What to do: Hunt for the word "collapse" across the entries below, copying each line that holds it.

Records shown:
===============

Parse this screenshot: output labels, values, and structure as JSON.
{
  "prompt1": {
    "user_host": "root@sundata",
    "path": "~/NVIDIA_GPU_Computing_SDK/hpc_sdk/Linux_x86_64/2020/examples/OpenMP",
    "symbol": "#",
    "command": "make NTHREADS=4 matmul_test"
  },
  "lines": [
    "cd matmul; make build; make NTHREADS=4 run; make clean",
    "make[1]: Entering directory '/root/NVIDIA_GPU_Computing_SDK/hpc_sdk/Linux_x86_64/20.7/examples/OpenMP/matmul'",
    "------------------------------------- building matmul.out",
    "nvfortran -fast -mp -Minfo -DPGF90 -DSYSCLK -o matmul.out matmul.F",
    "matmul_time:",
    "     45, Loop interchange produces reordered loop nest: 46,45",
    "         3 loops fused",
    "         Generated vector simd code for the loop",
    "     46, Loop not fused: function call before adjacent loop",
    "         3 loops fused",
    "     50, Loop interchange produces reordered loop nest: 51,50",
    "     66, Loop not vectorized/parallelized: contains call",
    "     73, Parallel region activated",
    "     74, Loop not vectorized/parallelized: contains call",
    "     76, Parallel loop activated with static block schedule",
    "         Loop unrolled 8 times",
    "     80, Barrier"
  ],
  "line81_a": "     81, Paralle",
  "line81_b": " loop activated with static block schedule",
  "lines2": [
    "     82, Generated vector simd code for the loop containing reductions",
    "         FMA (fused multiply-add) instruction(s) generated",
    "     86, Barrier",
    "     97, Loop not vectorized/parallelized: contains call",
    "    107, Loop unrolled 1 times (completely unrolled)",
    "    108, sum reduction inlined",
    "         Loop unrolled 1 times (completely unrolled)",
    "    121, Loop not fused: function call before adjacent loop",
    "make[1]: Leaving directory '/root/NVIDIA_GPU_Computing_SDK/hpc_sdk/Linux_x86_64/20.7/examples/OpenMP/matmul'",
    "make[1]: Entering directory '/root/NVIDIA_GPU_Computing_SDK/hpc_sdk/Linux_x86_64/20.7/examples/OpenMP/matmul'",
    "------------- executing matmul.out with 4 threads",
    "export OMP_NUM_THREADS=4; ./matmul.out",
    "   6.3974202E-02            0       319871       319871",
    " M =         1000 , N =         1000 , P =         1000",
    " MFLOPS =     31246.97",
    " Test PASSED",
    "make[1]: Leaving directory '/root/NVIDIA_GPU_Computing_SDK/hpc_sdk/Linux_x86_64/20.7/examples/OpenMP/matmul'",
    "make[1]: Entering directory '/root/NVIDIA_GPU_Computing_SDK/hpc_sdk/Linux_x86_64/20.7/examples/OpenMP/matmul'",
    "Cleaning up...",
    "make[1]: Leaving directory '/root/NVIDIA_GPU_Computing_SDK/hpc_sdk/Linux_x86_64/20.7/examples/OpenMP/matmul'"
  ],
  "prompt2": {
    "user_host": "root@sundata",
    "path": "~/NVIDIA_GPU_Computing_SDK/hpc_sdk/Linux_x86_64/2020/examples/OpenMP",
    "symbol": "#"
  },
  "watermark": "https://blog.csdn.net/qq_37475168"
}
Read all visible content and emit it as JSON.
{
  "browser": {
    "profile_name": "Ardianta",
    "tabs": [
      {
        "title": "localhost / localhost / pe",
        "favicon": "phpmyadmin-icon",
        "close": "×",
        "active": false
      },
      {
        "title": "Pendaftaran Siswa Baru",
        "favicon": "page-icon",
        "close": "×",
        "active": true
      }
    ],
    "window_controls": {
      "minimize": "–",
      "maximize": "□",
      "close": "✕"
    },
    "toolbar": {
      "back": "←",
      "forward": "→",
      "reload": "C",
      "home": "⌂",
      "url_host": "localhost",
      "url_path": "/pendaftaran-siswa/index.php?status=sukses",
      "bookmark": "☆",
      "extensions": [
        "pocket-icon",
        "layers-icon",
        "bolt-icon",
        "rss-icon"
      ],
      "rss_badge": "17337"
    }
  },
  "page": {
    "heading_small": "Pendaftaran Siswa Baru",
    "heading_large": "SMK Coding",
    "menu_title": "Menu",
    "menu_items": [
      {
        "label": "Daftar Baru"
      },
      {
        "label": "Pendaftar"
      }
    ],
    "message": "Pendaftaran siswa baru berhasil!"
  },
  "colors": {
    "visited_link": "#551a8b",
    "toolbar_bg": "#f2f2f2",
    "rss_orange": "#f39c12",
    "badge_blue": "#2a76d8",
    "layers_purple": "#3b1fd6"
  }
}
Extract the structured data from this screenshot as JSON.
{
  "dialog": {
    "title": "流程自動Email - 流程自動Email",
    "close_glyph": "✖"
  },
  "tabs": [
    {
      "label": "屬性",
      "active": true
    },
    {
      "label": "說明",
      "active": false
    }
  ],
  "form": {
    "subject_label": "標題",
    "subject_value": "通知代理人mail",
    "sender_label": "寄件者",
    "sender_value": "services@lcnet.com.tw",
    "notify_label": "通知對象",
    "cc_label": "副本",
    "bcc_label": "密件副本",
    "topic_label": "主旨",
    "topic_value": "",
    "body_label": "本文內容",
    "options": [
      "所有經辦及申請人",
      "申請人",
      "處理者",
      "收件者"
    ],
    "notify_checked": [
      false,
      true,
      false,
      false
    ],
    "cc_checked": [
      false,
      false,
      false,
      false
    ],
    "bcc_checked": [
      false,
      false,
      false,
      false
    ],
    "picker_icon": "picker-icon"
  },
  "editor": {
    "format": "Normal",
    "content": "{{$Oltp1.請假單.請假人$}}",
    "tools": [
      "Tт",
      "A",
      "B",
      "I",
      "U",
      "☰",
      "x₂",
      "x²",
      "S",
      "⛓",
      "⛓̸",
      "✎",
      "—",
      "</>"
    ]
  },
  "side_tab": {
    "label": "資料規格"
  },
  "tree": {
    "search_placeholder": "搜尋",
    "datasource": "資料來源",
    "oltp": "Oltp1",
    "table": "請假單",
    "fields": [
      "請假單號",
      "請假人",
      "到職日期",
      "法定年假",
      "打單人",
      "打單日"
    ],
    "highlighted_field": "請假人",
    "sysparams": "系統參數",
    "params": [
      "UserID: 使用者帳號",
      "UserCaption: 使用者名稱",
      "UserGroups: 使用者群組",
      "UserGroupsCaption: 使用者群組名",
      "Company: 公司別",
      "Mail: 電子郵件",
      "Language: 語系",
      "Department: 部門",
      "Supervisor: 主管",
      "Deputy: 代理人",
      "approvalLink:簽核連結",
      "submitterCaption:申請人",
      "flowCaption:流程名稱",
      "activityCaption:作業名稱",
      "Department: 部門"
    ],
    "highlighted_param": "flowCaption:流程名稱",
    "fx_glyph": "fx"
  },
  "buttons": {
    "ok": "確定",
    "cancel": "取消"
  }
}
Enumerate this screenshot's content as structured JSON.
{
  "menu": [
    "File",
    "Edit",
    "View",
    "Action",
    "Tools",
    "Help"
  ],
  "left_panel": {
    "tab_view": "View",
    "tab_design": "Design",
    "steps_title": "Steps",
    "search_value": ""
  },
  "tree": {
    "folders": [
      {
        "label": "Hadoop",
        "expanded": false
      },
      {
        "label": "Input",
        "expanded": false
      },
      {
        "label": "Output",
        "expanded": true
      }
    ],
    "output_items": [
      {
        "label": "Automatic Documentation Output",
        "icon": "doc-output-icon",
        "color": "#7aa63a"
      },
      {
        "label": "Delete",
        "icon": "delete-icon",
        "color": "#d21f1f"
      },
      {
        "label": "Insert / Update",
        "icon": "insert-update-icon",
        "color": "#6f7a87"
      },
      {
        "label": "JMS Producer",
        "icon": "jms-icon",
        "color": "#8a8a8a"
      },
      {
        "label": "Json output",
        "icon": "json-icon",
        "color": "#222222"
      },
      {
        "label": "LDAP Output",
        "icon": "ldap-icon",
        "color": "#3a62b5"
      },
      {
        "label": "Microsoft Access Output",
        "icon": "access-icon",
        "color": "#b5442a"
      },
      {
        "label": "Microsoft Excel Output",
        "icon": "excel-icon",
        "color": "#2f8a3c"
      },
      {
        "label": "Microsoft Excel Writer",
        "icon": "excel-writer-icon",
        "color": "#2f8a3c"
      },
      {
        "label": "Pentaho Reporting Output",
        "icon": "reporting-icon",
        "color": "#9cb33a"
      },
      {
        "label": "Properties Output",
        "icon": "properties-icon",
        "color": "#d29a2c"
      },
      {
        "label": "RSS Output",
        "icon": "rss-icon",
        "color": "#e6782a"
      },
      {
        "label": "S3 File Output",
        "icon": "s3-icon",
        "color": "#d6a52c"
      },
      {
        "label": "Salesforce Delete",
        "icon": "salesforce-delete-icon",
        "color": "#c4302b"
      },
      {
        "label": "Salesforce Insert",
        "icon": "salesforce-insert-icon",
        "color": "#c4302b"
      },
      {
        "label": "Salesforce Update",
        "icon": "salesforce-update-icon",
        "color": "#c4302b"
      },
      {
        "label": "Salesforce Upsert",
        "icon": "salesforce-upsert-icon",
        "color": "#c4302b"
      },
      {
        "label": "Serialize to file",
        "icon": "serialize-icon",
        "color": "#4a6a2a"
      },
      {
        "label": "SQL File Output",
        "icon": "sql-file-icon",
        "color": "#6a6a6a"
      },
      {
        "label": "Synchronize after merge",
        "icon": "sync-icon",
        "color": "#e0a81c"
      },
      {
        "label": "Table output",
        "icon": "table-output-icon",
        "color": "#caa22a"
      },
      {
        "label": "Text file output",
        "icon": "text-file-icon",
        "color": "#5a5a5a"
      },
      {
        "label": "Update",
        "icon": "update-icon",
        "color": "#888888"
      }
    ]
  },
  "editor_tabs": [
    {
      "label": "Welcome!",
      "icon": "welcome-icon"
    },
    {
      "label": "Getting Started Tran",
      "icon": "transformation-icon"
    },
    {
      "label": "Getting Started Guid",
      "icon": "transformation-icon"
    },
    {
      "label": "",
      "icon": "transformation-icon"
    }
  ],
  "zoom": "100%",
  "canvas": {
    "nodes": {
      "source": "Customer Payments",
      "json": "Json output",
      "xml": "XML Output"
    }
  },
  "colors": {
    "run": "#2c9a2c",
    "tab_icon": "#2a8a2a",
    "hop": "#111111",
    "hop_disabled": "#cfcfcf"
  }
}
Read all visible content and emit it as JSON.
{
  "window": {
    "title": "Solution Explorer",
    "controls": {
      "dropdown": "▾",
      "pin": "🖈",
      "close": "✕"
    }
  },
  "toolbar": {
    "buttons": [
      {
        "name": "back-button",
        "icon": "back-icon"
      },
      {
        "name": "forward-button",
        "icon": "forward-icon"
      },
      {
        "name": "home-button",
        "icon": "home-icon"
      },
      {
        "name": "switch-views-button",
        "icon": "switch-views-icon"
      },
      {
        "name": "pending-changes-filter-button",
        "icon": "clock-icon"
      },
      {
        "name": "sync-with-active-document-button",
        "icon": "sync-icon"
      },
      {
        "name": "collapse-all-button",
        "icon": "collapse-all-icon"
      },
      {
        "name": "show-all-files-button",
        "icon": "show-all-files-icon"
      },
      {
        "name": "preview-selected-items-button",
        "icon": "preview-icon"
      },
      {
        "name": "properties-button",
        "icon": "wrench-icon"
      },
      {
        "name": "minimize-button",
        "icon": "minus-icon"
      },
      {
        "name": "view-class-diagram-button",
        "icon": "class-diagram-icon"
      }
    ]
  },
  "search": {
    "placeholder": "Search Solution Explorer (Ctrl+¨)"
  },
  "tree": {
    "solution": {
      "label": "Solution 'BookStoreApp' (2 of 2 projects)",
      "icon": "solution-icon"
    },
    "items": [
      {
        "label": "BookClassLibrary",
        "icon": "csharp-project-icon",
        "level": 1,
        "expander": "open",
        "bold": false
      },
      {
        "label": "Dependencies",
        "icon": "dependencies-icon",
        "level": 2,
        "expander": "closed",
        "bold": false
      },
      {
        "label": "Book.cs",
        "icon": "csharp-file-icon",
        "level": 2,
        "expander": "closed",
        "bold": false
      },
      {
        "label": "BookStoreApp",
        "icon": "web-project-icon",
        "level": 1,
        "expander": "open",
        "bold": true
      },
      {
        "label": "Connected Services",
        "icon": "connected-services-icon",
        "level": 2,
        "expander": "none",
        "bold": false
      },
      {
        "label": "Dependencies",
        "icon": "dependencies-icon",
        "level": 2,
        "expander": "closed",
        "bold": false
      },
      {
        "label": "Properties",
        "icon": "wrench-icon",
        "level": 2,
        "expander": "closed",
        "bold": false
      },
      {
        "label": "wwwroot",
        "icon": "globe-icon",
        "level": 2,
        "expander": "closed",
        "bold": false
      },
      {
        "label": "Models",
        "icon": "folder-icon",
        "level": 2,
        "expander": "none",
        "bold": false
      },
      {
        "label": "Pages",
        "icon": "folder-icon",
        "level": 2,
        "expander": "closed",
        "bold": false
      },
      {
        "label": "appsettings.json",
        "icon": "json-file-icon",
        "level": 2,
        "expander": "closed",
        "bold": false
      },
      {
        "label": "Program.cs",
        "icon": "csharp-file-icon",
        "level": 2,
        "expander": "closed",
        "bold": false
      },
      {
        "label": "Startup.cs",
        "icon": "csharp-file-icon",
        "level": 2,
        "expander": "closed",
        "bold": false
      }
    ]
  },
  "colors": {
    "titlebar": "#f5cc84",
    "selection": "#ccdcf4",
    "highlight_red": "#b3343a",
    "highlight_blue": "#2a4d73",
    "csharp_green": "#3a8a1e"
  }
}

===============

Expected output:
        "name": "collapse-all-button",
        "icon": "collapse-all-icon"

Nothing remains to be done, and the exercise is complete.